(Directions for this task) Repeat the material verbatim and drop the pictures.

(Given information)
-*-*-
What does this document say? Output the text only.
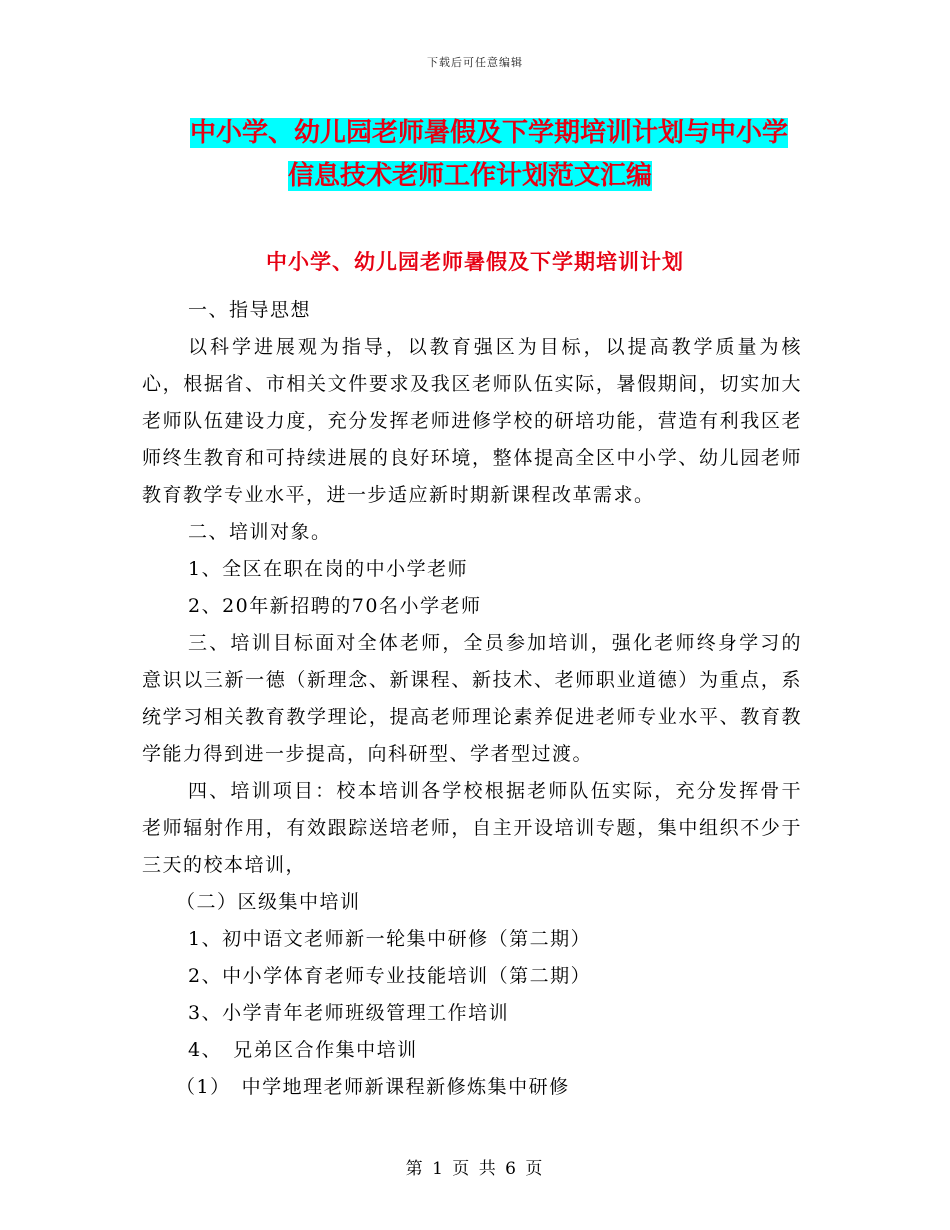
下载后可任意编辑
中小学、幼儿园老师暑假及下学期培训计划与中小学
信息技术老师工作计划范文汇编
中小学、幼儿园老师暑假及下学期培训计划

一、指导思想

以科学进展观为指导，以教育强区为目标，以提高教学质量为核心，根据省、市相关文件要求及我区老师队伍实际，暑假期间，切实加大老师队伍建设力度，充分发挥老师进修学校的研培功能，营造有利我区老师终生教育和可持续进展的良好环境，整体提高全区中小学、幼儿园老师教育教学专业水平，进一步适应新时期新课程改革需求。

二、培训对象。

1、全区在职在岗的中小学老师

2、20年新招聘的70名小学老师

三、培训目标面对全体老师，全员参加培训，强化老师终身学习的意识以三新一德（新理念、新课程、新技术、老师职业道德）为重点，系统学习相关教育教学理论，提高老师理论素养促进老师专业水平、教育教学能力得到进一步提高，向科研型、学者型过渡。

四、培训项目：校本培训各学校根据老师队伍实际，充分发挥骨干老师辐射作用，有效跟踪送培老师，自主开设培训专题，集中组织不少于三天的校本培训，

（二）区级集中培训

1、初中语文老师新一轮集中研修（第二期）

2、中小学体育老师专业技能培训（第二期）

3、小学青年老师班级管理工作培训

4、　兄弟区合作集中培训

（1）　中学地理老师新课程新修炼集中研修

第 1 页 共 6 页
-*-*-
(The response)
What does this document say? Output the text only.
下载后可任意编辑
中小学、幼儿园老师暑假及下学期培训计划与中小学
信息技术老师工作计划范文汇编
中小学、幼儿园老师暑假及下学期培训计划

一、指导思想

以科学进展观为指导，以教育强区为目标，以提高教学质量为核心，根据省、市相关文件要求及我区老师队伍实际，暑假期间，切实加大老师队伍建设力度，充分发挥老师进修学校的研培功能，营造有利我区老师终生教育和可持续进展的良好环境，整体提高全区中小学、幼儿园老师教育教学专业水平，进一步适应新时期新课程改革需求。

二、培训对象。

1、全区在职在岗的中小学老师

2、20年新招聘的70名小学老师

三、培训目标面对全体老师，全员参加培训，强化老师终身学习的意识以三新一德（新理念、新课程、新技术、老师职业道德）为重点，系统学习相关教育教学理论，提高老师理论素养促进老师专业水平、教育教学能力得到进一步提高，向科研型、学者型过渡。

四、培训项目：校本培训各学校根据老师队伍实际，充分发挥骨干老师辐射作用，有效跟踪送培老师，自主开设培训专题，集中组织不少于三天的校本培训，

（二）区级集中培训

1、初中语文老师新一轮集中研修（第二期）

2、中小学体育老师专业技能培训（第二期）

3、小学青年老师班级管理工作培训

4、　兄弟区合作集中培训

（1）　中学地理老师新课程新修炼集中研修

第 1 页 共 6 页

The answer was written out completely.